● WRITTEN TASK:
Which lines hold the string "color"? Copy every one of them.

>>>>>

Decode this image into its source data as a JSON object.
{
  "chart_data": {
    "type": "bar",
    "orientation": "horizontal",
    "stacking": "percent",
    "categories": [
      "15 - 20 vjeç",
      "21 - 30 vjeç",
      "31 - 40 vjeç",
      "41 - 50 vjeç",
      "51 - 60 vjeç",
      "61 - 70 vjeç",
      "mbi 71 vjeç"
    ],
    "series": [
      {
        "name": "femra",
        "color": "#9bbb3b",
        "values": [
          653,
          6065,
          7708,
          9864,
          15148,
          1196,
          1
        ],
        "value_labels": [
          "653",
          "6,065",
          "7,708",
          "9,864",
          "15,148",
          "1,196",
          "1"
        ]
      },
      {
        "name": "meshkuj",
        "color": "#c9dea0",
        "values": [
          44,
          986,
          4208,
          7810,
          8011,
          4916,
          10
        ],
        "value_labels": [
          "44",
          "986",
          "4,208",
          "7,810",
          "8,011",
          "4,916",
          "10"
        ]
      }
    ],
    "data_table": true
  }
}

<<<<<
>>>>>

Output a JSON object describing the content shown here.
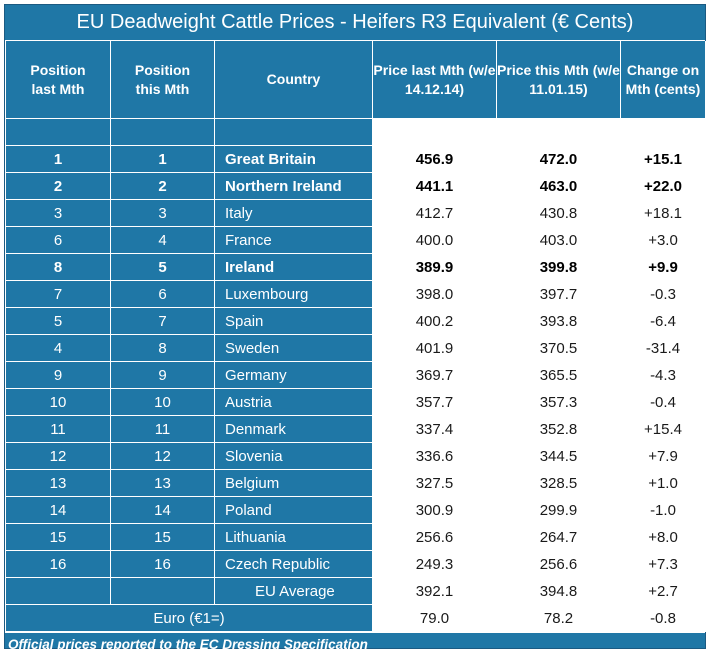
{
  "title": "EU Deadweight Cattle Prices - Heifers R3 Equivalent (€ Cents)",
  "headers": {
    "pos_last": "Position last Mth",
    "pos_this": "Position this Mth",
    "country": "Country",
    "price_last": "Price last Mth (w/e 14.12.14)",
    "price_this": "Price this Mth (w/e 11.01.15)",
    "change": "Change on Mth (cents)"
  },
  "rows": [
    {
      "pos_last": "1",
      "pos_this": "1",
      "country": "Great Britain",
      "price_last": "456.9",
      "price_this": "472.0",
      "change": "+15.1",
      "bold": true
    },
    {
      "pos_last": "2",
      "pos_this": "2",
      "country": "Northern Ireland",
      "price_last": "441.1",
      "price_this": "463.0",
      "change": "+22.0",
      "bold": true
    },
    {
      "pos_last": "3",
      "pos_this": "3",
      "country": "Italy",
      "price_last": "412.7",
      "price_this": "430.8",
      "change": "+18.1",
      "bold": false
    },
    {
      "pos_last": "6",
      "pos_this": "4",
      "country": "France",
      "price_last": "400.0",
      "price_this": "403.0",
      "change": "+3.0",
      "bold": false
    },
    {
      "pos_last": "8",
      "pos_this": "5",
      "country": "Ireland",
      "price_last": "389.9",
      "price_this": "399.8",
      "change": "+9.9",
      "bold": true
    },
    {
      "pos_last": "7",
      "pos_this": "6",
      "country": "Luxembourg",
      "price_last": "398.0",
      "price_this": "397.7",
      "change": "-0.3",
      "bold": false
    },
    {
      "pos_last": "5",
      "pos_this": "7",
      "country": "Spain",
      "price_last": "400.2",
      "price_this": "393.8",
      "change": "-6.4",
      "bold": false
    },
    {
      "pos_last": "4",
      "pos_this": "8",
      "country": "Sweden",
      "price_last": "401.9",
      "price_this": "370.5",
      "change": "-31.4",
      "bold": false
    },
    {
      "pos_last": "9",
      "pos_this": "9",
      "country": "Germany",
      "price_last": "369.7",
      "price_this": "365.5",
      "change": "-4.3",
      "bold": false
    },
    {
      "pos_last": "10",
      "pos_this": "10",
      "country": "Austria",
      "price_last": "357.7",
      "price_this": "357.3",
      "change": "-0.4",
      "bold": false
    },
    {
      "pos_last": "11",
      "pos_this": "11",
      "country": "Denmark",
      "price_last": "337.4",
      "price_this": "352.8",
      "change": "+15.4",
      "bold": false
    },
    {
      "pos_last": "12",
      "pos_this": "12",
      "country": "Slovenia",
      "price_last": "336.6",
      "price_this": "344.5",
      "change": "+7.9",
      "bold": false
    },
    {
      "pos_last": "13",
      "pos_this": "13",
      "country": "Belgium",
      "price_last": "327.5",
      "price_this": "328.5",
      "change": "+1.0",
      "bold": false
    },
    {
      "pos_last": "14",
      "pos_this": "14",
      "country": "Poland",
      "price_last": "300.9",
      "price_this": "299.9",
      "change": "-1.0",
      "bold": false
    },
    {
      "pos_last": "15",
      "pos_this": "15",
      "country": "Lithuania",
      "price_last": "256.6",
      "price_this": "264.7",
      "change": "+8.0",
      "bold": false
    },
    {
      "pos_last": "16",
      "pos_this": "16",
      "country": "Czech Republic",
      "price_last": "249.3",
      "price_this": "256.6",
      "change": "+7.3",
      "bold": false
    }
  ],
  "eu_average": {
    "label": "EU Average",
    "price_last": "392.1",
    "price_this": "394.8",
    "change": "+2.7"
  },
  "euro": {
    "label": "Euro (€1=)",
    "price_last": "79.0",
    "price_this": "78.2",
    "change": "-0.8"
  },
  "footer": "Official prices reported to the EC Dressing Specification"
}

<<<<<
>>>>>

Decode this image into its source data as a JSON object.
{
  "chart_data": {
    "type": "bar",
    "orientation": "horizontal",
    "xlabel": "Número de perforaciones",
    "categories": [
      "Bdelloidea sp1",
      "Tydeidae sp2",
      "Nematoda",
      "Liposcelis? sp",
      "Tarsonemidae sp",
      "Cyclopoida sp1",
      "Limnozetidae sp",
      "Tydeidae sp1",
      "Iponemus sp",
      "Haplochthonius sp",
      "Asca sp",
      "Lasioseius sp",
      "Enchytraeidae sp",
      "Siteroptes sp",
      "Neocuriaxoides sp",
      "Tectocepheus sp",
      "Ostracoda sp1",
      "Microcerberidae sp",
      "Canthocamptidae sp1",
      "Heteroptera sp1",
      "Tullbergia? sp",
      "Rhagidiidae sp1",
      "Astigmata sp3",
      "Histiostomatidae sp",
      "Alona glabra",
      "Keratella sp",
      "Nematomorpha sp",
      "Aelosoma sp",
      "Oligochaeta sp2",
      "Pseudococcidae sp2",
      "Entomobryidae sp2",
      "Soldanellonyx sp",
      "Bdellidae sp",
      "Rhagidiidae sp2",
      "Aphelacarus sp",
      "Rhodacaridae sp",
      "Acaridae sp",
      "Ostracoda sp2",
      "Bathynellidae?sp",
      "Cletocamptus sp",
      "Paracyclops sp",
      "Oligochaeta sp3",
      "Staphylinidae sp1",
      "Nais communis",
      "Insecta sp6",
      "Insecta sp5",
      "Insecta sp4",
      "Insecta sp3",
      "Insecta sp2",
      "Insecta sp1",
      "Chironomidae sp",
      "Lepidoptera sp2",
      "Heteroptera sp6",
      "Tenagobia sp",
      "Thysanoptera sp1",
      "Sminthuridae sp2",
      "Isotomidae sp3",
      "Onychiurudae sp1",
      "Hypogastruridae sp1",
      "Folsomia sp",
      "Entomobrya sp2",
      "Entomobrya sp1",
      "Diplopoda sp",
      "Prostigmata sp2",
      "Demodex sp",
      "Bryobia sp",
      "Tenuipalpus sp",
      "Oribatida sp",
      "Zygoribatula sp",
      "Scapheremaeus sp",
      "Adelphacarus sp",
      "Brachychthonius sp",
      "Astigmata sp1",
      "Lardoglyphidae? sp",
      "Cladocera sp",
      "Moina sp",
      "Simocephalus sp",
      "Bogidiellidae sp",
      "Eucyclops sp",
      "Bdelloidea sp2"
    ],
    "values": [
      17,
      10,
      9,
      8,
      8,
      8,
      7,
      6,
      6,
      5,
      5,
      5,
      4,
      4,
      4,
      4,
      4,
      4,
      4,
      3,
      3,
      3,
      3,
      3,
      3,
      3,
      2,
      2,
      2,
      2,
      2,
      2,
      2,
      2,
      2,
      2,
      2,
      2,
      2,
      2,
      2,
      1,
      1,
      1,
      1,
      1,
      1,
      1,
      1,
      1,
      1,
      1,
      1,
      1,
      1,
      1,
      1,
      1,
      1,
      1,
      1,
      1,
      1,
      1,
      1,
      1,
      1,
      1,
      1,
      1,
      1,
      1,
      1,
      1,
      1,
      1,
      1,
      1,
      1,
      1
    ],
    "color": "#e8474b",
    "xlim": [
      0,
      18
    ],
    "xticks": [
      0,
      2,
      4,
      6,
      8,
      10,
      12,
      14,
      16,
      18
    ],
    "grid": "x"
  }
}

<<<<<

● RESPONSE TO THIS EXERCISE:
        "color": "#9bbb3b",
        "color": "#c9dea0",
    "color": "#e8474b",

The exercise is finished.